### DATA ENTRIES

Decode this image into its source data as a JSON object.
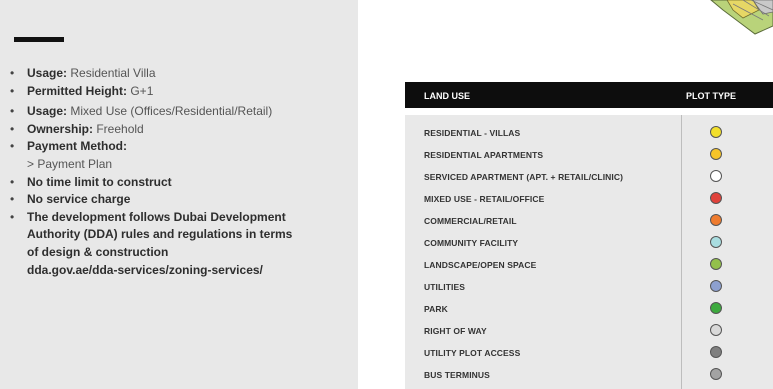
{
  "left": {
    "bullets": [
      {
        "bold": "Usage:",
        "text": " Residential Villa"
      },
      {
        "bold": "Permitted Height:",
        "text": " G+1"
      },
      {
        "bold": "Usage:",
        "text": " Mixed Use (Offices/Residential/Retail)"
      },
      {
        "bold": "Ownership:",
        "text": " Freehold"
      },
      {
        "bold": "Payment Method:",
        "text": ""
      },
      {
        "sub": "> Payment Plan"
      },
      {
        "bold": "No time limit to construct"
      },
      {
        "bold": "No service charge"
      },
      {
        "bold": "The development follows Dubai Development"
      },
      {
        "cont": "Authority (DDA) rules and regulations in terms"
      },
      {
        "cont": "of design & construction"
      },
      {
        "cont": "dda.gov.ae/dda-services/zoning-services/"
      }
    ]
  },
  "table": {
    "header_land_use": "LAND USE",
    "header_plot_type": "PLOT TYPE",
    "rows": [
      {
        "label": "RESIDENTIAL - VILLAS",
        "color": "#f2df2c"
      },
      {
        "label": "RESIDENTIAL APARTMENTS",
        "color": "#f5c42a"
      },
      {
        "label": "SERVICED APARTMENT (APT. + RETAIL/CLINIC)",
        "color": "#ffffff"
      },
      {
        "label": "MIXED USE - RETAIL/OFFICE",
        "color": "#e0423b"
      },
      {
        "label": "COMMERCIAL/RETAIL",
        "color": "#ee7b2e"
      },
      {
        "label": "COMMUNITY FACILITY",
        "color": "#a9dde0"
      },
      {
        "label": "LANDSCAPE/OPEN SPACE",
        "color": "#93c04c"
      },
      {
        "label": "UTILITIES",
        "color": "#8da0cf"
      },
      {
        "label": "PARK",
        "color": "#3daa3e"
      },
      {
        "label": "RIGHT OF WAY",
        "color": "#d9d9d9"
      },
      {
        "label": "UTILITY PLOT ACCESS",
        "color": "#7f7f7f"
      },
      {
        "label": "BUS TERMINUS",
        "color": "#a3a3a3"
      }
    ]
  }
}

######

Transcribe the preceding listing in its entirety and with exact wording, leaving out pictures.

**SOLUTION TO THE PROBLEM**
Decode this image into its source data as a JSON object.
{
  "left": {
    "bullets": [
      {
        "bold": "Usage:",
        "text": " Residential Villa"
      },
      {
        "bold": "Permitted Height:",
        "text": " G+1"
      },
      {
        "bold": "Usage:",
        "text": " Mixed Use (Offices/Residential/Retail)"
      },
      {
        "bold": "Ownership:",
        "text": " Freehold"
      },
      {
        "bold": "Payment Method:",
        "text": ""
      },
      {
        "sub": "> Payment Plan"
      },
      {
        "bold": "No time limit to construct"
      },
      {
        "bold": "No service charge"
      },
      {
        "bold": "The development follows Dubai Development"
      },
      {
        "cont": "Authority (DDA) rules and regulations in terms"
      },
      {
        "cont": "of design & construction"
      },
      {
        "cont": "dda.gov.ae/dda-services/zoning-services/"
      }
    ]
  },
  "table": {
    "header_land_use": "LAND USE",
    "header_plot_type": "PLOT TYPE",
    "rows": [
      {
        "label": "RESIDENTIAL - VILLAS",
        "color": "#f2df2c"
      },
      {
        "label": "RESIDENTIAL APARTMENTS",
        "color": "#f5c42a"
      },
      {
        "label": "SERVICED APARTMENT (APT. + RETAIL/CLINIC)",
        "color": "#ffffff"
      },
      {
        "label": "MIXED USE - RETAIL/OFFICE",
        "color": "#e0423b"
      },
      {
        "label": "COMMERCIAL/RETAIL",
        "color": "#ee7b2e"
      },
      {
        "label": "COMMUNITY FACILITY",
        "color": "#a9dde0"
      },
      {
        "label": "LANDSCAPE/OPEN SPACE",
        "color": "#93c04c"
      },
      {
        "label": "UTILITIES",
        "color": "#8da0cf"
      },
      {
        "label": "PARK",
        "color": "#3daa3e"
      },
      {
        "label": "RIGHT OF WAY",
        "color": "#d9d9d9"
      },
      {
        "label": "UTILITY PLOT ACCESS",
        "color": "#7f7f7f"
      },
      {
        "label": "BUS TERMINUS",
        "color": "#a3a3a3"
      }
    ]
  }
}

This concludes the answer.